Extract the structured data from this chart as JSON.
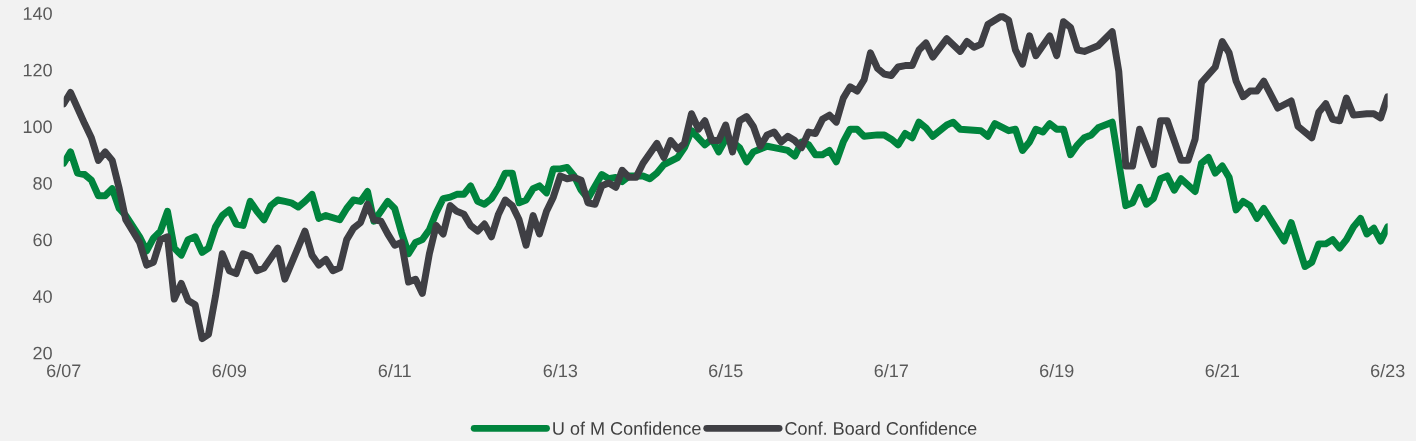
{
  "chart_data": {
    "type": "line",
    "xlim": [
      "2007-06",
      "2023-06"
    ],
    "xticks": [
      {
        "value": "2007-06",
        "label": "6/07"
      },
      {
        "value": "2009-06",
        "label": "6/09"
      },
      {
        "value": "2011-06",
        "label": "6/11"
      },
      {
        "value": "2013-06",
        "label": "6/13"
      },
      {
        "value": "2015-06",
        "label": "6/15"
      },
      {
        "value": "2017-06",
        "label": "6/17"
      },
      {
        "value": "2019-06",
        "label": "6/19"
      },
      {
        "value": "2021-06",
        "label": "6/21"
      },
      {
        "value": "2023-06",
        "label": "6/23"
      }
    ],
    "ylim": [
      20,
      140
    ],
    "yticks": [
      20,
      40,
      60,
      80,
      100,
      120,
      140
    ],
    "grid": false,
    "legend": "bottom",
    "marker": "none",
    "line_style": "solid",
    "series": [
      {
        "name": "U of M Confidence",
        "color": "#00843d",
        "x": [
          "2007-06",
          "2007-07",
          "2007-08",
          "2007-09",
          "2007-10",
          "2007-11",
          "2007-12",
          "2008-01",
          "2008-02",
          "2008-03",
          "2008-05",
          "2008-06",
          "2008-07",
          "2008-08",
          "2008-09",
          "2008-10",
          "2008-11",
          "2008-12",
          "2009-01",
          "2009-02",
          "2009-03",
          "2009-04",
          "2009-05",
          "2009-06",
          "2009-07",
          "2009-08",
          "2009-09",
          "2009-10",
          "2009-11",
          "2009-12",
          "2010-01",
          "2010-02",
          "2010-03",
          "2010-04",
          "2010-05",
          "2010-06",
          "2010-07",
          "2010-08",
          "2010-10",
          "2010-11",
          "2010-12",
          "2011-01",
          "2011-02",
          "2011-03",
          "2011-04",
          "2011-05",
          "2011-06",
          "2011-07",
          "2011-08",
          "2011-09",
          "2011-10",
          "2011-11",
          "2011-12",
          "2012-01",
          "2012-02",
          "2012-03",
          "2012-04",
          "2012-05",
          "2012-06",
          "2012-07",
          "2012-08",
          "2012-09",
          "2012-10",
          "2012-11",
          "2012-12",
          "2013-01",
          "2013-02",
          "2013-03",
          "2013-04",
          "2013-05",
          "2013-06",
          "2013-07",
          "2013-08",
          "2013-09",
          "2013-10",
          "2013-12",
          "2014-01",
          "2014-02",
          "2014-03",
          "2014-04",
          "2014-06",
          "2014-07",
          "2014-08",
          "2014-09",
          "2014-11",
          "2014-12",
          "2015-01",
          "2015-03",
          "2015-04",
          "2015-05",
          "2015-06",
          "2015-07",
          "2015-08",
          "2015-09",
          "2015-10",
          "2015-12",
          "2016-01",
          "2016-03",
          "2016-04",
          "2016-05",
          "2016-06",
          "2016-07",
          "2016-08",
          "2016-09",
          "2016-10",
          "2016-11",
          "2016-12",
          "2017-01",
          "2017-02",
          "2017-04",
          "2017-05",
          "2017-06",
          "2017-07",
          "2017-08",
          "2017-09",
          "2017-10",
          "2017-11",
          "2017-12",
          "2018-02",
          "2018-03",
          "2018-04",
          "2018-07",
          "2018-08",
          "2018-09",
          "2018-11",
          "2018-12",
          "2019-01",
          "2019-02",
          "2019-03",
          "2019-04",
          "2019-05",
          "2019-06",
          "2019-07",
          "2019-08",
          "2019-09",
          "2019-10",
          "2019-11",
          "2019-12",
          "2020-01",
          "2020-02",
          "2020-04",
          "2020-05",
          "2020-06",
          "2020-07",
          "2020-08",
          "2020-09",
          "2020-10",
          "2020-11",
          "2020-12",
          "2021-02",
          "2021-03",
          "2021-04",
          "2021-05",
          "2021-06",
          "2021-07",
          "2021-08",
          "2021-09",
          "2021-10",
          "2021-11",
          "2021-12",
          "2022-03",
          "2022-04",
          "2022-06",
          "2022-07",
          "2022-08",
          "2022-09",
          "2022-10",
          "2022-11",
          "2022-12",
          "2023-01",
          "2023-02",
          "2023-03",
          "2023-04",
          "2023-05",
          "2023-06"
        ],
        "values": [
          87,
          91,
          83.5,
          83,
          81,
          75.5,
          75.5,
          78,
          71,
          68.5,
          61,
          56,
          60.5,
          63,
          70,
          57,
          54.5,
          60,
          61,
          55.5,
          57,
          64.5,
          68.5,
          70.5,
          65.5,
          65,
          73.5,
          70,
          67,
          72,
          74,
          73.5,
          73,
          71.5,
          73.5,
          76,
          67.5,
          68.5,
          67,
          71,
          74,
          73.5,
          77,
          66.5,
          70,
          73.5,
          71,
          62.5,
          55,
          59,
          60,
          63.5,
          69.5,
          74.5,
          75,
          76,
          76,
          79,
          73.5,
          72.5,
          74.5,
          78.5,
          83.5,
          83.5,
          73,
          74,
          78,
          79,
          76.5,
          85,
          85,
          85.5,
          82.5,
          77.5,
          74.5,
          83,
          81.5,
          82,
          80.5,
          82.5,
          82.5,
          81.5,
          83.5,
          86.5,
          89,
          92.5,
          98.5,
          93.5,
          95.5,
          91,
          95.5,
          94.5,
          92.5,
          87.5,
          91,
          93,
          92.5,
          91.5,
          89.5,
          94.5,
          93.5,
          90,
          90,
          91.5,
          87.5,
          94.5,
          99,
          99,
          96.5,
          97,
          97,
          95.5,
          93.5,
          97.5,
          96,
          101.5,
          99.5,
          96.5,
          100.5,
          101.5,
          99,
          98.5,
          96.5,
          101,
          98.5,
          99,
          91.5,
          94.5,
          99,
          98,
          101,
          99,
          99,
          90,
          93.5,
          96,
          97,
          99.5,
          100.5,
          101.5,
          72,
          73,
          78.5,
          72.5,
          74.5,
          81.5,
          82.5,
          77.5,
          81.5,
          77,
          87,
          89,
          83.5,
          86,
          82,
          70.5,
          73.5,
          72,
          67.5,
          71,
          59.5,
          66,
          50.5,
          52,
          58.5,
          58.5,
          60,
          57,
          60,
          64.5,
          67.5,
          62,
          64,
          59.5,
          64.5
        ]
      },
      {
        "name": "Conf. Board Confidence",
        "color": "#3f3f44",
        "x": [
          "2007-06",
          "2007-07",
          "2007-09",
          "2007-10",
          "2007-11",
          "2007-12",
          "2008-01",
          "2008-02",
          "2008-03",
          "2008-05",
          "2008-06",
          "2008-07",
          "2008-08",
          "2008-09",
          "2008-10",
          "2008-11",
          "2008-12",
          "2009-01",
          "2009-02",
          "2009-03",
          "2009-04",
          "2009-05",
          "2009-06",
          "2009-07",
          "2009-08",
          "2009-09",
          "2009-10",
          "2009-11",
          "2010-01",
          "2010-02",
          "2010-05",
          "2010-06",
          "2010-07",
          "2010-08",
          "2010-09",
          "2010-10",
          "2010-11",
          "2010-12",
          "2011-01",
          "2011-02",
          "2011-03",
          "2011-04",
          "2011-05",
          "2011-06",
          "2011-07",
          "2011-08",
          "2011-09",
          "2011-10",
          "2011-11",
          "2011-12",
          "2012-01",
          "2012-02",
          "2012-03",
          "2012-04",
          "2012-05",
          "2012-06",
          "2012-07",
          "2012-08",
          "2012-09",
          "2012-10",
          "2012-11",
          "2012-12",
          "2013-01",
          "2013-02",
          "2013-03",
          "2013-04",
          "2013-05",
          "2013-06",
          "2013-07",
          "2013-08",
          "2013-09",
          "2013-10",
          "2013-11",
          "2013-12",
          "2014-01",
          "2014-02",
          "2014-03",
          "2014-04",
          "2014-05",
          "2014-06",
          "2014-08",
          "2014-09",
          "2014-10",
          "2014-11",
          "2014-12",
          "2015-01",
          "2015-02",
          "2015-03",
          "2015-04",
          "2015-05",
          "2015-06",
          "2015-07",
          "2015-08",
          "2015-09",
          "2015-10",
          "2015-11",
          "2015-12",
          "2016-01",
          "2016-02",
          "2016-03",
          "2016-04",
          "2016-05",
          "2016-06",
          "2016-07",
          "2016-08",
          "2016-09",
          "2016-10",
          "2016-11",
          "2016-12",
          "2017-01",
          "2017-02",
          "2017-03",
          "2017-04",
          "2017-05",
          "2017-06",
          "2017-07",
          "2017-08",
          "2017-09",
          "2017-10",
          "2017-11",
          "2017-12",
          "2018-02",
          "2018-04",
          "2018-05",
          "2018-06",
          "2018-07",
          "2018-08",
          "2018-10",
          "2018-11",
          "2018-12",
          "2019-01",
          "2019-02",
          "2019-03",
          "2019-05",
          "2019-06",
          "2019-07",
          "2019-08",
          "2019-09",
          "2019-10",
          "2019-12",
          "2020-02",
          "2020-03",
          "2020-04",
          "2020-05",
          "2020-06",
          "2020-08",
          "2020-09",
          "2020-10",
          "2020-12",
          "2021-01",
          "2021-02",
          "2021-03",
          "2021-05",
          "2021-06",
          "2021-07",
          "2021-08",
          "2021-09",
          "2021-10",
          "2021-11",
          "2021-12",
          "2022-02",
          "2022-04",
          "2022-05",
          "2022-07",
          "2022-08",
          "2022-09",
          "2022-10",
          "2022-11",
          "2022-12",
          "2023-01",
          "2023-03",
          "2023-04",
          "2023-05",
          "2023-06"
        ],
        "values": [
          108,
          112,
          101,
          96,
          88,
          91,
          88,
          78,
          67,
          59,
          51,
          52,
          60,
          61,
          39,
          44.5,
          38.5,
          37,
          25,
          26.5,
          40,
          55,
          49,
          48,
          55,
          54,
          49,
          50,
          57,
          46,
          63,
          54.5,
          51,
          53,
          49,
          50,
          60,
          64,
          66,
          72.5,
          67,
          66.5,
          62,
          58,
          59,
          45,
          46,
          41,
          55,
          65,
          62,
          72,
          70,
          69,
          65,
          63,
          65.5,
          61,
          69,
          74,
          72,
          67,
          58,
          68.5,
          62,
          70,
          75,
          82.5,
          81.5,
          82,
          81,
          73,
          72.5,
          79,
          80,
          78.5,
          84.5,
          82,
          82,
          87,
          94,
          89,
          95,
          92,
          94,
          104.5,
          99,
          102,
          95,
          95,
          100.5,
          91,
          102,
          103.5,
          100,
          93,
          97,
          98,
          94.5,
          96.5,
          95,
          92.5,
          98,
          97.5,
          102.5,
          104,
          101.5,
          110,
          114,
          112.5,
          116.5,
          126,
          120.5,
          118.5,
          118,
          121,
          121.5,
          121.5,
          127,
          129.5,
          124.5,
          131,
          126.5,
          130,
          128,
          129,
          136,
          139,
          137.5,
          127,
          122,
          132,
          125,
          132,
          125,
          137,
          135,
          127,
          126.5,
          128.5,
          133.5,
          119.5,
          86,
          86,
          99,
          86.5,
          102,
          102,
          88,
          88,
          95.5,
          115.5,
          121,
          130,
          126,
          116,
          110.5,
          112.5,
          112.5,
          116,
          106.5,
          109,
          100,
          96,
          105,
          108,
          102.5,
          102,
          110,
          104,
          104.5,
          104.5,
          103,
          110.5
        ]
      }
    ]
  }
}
====
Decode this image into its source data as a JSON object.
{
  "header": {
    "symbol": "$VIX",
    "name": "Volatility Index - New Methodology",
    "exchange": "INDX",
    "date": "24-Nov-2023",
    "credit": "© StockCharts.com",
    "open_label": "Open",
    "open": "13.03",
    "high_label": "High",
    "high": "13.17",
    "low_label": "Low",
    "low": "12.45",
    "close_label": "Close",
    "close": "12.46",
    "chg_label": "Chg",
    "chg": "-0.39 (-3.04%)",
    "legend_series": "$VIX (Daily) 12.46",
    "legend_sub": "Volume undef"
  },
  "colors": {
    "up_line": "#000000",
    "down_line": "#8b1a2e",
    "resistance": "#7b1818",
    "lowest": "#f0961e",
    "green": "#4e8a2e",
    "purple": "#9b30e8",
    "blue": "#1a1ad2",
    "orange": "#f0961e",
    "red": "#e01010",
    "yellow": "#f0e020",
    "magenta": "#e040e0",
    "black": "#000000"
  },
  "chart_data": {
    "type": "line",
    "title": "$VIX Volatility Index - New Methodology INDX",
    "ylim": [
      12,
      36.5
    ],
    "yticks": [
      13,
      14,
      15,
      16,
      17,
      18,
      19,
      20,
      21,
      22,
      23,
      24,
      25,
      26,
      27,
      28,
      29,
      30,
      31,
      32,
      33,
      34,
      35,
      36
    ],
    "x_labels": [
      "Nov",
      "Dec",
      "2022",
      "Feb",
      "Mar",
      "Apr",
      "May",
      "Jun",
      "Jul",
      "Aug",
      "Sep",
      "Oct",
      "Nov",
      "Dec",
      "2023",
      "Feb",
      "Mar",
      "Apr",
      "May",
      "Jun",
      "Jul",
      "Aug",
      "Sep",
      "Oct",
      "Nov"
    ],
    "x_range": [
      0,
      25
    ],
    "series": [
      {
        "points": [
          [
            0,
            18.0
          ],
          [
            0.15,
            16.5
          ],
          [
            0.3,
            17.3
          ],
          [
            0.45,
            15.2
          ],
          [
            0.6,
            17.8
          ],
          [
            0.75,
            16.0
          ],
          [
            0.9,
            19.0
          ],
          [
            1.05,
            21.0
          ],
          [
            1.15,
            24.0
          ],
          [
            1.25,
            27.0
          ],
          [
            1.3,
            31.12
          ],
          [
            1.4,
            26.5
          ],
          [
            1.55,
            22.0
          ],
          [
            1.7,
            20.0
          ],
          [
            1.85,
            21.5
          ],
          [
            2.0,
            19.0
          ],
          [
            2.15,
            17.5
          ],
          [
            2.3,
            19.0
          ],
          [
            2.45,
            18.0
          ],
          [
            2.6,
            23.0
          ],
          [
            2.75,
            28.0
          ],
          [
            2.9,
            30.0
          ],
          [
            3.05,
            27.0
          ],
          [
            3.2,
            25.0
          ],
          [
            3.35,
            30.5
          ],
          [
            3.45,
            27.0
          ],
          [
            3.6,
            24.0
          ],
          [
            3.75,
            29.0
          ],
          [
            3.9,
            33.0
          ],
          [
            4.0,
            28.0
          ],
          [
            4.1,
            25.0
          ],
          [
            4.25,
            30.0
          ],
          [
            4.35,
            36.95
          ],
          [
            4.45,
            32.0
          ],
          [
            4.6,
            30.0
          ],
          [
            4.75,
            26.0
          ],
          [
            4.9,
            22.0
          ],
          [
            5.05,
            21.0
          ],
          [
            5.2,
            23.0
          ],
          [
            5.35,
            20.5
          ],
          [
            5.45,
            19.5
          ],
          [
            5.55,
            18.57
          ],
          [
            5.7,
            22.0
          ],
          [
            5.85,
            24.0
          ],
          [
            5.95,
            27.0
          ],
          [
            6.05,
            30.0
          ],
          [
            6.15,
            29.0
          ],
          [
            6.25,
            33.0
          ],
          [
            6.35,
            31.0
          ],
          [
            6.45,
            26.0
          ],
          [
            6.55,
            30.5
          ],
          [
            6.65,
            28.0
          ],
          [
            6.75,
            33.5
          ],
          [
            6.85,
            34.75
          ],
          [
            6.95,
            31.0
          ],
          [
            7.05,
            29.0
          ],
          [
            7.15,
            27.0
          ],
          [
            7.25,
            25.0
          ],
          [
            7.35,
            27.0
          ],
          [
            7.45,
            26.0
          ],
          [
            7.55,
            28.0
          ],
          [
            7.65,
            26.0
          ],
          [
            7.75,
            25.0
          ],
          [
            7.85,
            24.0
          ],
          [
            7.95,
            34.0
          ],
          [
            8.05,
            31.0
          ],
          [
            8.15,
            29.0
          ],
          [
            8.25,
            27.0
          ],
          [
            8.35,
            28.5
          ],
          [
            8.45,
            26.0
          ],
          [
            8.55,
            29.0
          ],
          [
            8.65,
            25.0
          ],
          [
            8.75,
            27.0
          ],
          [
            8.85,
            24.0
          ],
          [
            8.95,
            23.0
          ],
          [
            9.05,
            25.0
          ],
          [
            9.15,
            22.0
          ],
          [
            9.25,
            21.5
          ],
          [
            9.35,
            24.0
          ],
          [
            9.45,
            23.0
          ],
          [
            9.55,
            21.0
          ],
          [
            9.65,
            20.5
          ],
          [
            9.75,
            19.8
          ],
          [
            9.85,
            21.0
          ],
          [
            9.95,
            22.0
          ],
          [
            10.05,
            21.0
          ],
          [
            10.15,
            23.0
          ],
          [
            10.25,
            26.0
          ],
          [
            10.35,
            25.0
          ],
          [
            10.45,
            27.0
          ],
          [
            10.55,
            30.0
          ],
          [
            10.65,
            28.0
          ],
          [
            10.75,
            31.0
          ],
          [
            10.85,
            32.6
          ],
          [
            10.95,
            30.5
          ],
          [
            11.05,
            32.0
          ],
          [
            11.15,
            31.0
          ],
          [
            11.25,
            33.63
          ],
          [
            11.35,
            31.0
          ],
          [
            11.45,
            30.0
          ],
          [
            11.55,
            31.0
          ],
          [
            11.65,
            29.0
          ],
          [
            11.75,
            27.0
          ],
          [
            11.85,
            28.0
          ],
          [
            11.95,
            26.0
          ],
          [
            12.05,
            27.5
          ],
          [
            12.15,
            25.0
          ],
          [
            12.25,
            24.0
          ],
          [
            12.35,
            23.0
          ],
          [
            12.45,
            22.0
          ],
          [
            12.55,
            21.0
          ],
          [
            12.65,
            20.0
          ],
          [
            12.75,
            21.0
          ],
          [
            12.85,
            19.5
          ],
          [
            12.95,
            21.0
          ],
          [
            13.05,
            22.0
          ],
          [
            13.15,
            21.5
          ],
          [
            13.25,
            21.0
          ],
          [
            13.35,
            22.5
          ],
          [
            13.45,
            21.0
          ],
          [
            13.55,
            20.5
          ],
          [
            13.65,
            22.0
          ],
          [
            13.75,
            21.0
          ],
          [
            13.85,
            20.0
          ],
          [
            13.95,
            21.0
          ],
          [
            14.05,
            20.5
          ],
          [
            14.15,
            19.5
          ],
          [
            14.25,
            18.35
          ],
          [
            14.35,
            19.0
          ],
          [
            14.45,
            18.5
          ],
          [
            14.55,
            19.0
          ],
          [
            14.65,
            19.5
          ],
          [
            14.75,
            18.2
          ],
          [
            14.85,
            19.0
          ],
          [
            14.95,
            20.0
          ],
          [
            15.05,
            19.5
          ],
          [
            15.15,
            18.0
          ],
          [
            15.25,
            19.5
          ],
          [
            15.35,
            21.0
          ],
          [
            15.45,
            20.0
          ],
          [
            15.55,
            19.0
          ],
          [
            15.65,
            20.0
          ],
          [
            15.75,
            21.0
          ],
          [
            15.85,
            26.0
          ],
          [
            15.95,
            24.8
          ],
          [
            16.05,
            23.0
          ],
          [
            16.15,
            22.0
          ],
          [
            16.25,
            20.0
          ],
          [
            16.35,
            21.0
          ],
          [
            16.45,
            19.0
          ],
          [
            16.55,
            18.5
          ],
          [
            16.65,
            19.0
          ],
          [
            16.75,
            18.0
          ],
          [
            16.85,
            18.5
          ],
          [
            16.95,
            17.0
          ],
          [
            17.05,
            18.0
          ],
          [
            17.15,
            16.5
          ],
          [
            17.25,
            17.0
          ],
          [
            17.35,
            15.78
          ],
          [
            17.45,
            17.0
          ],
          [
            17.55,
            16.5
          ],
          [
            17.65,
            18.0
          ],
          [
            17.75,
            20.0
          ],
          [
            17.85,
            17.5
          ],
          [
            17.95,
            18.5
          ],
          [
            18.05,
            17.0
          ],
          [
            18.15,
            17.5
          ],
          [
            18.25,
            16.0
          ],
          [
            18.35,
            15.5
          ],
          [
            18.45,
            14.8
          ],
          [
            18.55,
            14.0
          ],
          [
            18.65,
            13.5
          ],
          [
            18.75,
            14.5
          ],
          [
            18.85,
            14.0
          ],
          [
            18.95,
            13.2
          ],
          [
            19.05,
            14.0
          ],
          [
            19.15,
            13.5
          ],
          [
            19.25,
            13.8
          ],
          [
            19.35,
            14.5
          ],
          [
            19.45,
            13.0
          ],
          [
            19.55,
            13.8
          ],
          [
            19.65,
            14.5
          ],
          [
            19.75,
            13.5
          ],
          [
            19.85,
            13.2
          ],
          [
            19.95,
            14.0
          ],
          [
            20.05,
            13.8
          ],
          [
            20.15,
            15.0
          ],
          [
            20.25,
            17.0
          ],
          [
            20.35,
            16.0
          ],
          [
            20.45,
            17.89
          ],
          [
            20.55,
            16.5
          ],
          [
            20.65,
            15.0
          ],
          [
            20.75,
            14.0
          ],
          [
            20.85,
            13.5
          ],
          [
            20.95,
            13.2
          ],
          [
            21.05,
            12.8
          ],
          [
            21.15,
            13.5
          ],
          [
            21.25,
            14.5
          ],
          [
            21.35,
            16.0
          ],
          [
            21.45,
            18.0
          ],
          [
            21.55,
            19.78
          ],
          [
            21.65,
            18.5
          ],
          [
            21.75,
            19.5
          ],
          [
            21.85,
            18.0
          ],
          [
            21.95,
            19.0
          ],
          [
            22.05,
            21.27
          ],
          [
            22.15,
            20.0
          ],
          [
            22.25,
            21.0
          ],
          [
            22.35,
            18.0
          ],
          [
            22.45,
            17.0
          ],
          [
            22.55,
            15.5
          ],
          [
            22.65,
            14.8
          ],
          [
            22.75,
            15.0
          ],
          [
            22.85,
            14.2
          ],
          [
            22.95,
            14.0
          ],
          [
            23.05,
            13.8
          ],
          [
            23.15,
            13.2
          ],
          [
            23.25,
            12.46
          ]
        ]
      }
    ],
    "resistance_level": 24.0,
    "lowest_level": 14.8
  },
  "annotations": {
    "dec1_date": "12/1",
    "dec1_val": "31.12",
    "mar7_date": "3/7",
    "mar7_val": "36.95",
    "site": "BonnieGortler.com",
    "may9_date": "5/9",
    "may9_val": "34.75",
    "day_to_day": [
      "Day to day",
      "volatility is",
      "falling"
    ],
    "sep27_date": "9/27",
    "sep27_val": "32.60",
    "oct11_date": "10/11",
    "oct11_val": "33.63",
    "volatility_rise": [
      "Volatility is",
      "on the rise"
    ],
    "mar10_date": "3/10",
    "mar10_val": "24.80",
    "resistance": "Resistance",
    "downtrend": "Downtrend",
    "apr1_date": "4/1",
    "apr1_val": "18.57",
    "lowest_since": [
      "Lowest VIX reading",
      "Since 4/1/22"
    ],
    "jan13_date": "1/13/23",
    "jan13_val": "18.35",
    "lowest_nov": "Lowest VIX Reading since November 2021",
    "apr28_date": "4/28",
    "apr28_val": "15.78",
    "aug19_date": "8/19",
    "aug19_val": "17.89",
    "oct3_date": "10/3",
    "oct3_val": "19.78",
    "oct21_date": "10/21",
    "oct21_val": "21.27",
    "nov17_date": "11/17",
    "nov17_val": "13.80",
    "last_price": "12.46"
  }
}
====
◆ Task brief
From the entries, copy out each line containing the word "Confidence".

◆ Task solution
        "name": "U of M Confidence",
        "name": "Conf. Board Confidence",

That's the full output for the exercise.